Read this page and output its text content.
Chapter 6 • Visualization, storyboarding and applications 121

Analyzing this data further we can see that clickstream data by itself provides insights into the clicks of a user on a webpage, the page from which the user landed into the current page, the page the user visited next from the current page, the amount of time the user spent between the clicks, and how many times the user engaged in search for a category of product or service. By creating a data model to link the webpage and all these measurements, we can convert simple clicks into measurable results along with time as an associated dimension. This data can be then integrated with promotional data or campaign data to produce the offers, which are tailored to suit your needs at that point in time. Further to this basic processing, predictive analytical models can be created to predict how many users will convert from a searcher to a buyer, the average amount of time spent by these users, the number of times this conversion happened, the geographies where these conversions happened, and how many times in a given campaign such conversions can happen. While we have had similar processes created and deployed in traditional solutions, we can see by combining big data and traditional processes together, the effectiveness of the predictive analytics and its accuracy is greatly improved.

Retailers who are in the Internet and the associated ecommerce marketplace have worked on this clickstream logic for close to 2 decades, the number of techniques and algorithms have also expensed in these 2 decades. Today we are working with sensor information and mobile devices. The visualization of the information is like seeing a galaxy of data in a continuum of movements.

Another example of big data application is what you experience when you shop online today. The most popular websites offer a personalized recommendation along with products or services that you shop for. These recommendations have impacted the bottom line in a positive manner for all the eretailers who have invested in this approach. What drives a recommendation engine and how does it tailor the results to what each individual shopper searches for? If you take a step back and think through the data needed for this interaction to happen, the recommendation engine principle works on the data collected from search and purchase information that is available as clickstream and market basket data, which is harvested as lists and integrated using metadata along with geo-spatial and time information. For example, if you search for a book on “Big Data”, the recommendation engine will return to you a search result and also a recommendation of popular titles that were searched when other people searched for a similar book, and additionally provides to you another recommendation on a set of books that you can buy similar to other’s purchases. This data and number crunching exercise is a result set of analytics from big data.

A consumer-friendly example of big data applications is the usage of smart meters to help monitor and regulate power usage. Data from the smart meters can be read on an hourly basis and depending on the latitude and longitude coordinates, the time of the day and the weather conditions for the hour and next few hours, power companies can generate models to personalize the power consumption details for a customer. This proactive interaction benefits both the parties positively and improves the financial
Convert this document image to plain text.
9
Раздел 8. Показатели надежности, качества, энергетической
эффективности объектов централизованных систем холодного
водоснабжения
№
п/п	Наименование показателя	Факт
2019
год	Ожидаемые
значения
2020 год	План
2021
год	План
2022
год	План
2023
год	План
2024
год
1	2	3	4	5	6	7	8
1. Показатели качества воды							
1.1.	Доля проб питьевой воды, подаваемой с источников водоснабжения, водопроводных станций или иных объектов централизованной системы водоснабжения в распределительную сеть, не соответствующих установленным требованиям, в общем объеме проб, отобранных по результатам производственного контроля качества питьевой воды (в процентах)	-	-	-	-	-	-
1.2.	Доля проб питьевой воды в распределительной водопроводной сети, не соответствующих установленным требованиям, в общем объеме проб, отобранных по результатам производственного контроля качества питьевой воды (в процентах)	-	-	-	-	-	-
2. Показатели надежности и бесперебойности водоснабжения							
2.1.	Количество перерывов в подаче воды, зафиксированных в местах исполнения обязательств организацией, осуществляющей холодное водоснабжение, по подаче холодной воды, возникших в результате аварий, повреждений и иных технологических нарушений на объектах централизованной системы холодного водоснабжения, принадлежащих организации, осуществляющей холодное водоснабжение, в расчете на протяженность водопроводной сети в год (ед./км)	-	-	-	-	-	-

+ + + + +

Select all lines in the listing that include the word "питьевой".

1.1.	Доля проб питьевой воды, подаваемой с источников водоснабжения, водопроводных станций или иных объектов централизованной системы водоснабжения в распределительную сеть, не соответствующих установленным требованиям, в общем объеме проб, отобранных по результатам производственного контроля качества питьевой воды (в процентах)	-	-	-	-	-	-
1.2.	Доля проб питьевой воды в распределительной водопроводной сети, не соответствующих установленным требованиям, в общем объеме проб, отобранных по результатам производственного контроля качества питьевой воды (в процентах)	-	-	-	-	-	-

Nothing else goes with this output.